What you should do
Collect all lines below with the string "цифрой".
## START Data extract
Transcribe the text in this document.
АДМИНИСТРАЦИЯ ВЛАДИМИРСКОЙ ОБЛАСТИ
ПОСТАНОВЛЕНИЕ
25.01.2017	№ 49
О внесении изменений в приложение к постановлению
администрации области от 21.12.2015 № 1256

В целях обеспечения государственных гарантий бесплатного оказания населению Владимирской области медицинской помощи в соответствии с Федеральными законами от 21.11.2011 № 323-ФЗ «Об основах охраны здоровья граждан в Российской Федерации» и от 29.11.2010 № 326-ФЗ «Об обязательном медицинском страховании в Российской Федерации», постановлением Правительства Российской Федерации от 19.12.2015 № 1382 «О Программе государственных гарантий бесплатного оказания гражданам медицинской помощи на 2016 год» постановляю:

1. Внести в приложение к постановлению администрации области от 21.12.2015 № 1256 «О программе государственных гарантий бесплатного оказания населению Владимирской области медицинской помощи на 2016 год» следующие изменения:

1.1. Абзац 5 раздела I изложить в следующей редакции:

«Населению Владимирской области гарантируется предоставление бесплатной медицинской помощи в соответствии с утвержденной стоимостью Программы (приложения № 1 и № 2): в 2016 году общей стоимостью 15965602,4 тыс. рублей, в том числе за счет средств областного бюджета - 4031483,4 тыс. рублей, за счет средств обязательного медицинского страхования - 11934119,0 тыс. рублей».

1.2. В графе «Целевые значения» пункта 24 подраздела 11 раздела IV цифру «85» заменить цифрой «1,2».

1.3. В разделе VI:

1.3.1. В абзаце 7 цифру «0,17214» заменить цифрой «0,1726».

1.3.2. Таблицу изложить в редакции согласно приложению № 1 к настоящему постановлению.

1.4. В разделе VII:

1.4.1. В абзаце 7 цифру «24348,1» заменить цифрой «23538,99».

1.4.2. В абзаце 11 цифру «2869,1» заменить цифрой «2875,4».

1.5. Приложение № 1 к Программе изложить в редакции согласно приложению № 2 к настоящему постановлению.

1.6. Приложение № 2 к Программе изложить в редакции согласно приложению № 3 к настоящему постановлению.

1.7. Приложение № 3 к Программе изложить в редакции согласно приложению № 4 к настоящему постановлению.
## END Data extract
## START Data extract
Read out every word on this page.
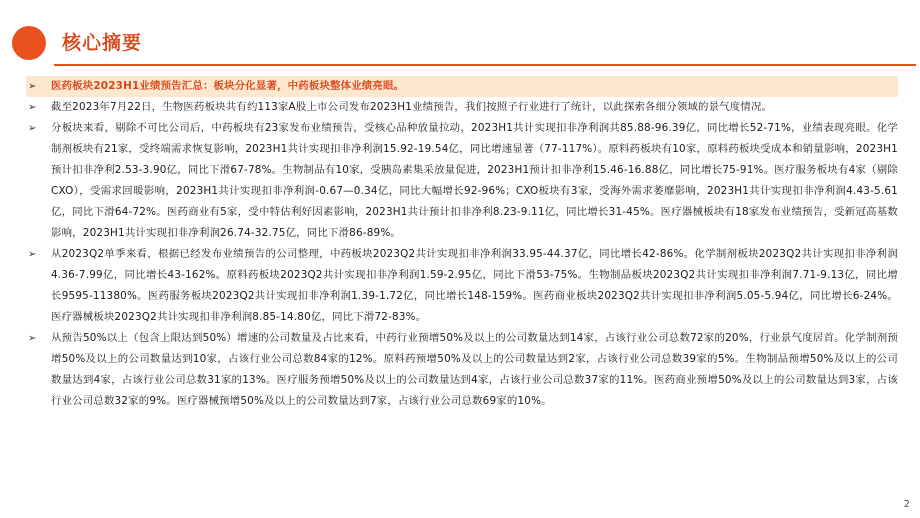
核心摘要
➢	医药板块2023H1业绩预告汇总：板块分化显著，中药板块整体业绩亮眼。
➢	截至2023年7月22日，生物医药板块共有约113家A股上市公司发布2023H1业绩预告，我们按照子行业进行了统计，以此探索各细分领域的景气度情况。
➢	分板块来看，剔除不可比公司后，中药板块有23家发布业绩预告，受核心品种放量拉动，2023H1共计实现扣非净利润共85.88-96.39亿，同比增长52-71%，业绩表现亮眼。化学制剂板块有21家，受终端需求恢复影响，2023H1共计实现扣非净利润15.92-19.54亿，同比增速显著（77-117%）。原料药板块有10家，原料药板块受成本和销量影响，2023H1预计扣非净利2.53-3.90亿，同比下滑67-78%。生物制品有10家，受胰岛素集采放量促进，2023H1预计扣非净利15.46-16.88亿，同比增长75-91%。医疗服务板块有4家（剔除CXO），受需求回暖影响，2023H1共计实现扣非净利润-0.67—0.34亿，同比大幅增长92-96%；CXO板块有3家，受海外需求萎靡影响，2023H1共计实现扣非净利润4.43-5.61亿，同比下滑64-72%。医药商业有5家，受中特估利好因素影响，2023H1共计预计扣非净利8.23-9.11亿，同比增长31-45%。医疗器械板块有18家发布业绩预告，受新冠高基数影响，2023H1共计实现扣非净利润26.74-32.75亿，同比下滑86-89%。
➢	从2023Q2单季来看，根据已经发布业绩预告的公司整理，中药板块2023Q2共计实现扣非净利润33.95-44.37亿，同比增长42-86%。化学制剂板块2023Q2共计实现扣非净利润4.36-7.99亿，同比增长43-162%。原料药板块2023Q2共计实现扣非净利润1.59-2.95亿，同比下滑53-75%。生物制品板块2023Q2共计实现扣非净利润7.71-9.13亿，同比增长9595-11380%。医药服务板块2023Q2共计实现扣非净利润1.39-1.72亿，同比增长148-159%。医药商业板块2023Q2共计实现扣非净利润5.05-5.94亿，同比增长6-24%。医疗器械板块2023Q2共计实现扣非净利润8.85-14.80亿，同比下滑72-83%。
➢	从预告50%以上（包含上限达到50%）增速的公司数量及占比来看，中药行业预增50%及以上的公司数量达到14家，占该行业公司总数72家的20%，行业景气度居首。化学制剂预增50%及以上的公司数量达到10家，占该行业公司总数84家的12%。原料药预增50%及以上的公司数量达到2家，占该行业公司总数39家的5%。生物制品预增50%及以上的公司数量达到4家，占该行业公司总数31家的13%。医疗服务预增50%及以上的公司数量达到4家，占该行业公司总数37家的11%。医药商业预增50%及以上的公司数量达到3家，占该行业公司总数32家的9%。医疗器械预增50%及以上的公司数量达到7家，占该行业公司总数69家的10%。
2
## END Data extract
Answer in full
1.2. В графе «Целевые значения» пункта 24 подраздела 11 раздела IV цифру «85» заменить цифрой «1,2».
1.3.1. В абзаце 7 цифру «0,17214» заменить цифрой «0,1726».
1.4.1. В абзаце 7 цифру «24348,1» заменить цифрой «23538,99».
1.4.2. В абзаце 11 цифру «2869,1» заменить цифрой «2875,4».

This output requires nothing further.